» GOAL: Collect from the data below each line with "JSON".

## begin RECORDS TO USE

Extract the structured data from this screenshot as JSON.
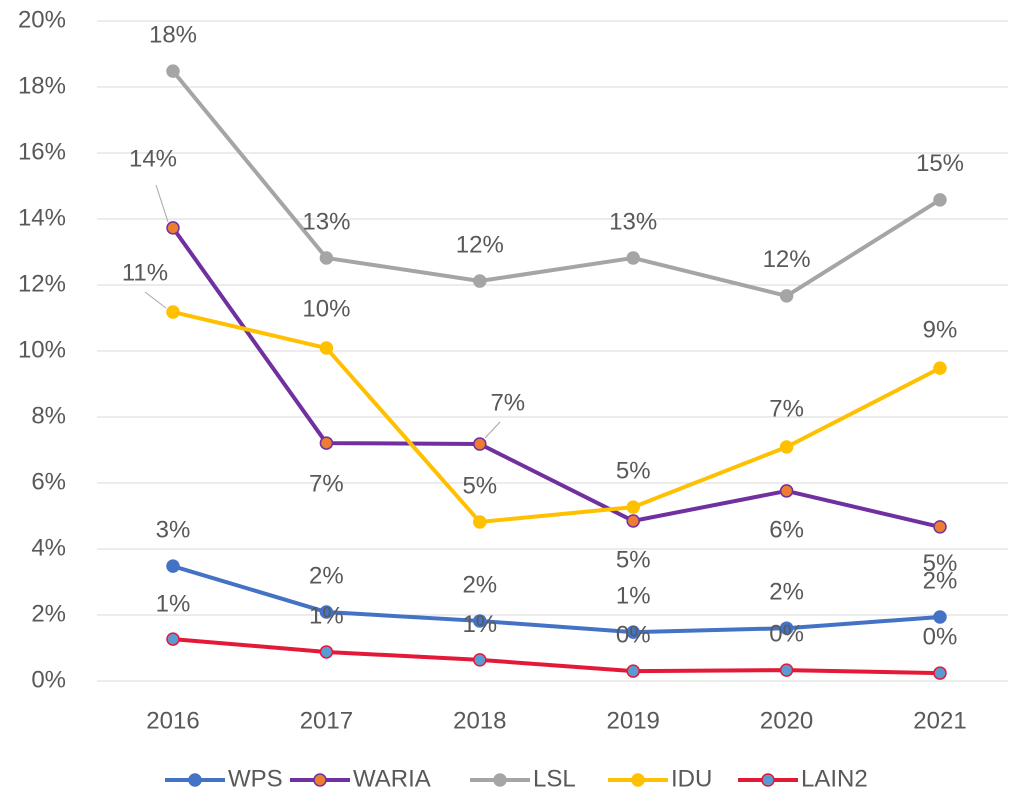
{
  "chart_data": {
    "type": "line",
    "categories": [
      "2016",
      "2017",
      "2018",
      "2019",
      "2020",
      "2021"
    ],
    "series": [
      {
        "name": "WPS",
        "color": "#4472c4",
        "marker_color": "#4472c4",
        "values": [
          3.48,
          2.09,
          1.82,
          1.48,
          1.6,
          1.94
        ],
        "value_labels": [
          "3%",
          "2%",
          "2%",
          "1%",
          "2%",
          "2%"
        ]
      },
      {
        "name": "WARIA",
        "color": "#7030a0",
        "marker_color": "#ed7d31",
        "values": [
          13.73,
          7.21,
          7.18,
          4.85,
          5.76,
          4.67
        ],
        "value_labels": [
          "14%",
          "7%",
          "7%",
          "5%",
          "6%",
          "5%"
        ]
      },
      {
        "name": "LSL",
        "color": "#a5a5a5",
        "marker_color": "#a5a5a5",
        "values": [
          18.48,
          12.82,
          12.12,
          12.82,
          11.67,
          14.58
        ],
        "value_labels": [
          "18%",
          "13%",
          "12%",
          "13%",
          "12%",
          "15%"
        ]
      },
      {
        "name": "IDU",
        "color": "#ffc000",
        "marker_color": "#ffc000",
        "values": [
          11.18,
          10.09,
          4.82,
          5.27,
          7.09,
          9.48
        ],
        "value_labels": [
          "11%",
          "10%",
          "5%",
          "5%",
          "7%",
          "9%"
        ]
      },
      {
        "name": "LAIN2",
        "color": "#e31937",
        "marker_color": "#5b9bd5",
        "values": [
          1.27,
          0.88,
          0.64,
          0.3,
          0.33,
          0.24
        ],
        "value_labels": [
          "1%",
          "1%",
          "1%",
          "0%",
          "0%",
          "0%"
        ]
      }
    ],
    "ylim": [
      0,
      20
    ],
    "yticks": [
      {
        "value": 0,
        "label": "0%"
      },
      {
        "value": 2,
        "label": "2%"
      },
      {
        "value": 4,
        "label": "4%"
      },
      {
        "value": 6,
        "label": "6%"
      },
      {
        "value": 8,
        "label": "8%"
      },
      {
        "value": 10,
        "label": "10%"
      },
      {
        "value": 12,
        "label": "12%"
      },
      {
        "value": 14,
        "label": "14%"
      },
      {
        "value": 16,
        "label": "16%"
      },
      {
        "value": 18,
        "label": "18%"
      },
      {
        "value": 20,
        "label": "20%"
      }
    ],
    "grid": true,
    "legend": "bottom"
  }
}
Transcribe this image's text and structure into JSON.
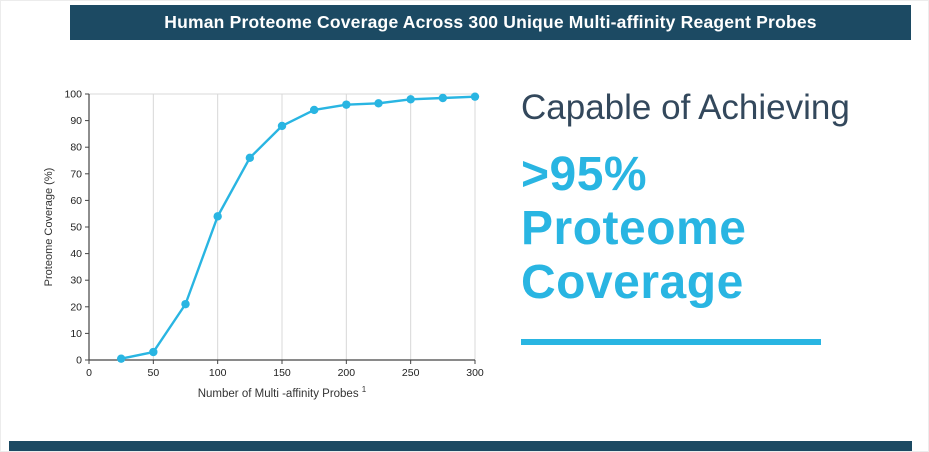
{
  "header": {
    "title": "Human Proteome Coverage Across 300 Unique Multi-affinity Reagent Probes"
  },
  "callout": {
    "intro": "Capable of Achieving",
    "highlight_lines": [
      ">95%",
      "Proteome",
      "Coverage"
    ]
  },
  "colors": {
    "navy": "#1c4a63",
    "text_navy": "#33485c",
    "cyan": "#29b5e2",
    "grid": "#d8d8d8",
    "axis": "#444444"
  },
  "chart_data": {
    "type": "line",
    "title": "",
    "xlabel": "Number of Multi -affinity Probes",
    "xlabel_footnote": "1",
    "ylabel": "Proteome Coverage (%)",
    "x": [
      25,
      50,
      75,
      100,
      125,
      150,
      175,
      200,
      225,
      250,
      275,
      300
    ],
    "values": [
      0.5,
      3,
      21,
      54,
      76,
      88,
      94,
      96,
      96.5,
      98,
      98.5,
      99
    ],
    "xlim": [
      0,
      300
    ],
    "ylim": [
      0,
      100
    ],
    "xticks": [
      0,
      50,
      100,
      150,
      200,
      250,
      300
    ],
    "yticks": [
      0,
      10,
      20,
      30,
      40,
      50,
      60,
      70,
      80,
      90,
      100
    ],
    "grid": "vertical",
    "legend": "none",
    "line_color": "#29b5e2",
    "marker": "circle"
  }
}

## end RECORDS TO USE

» THE OUTPUT:
Extract the structured data from this screenshot as JSON.
Transcribe this image's text and structure into JSON.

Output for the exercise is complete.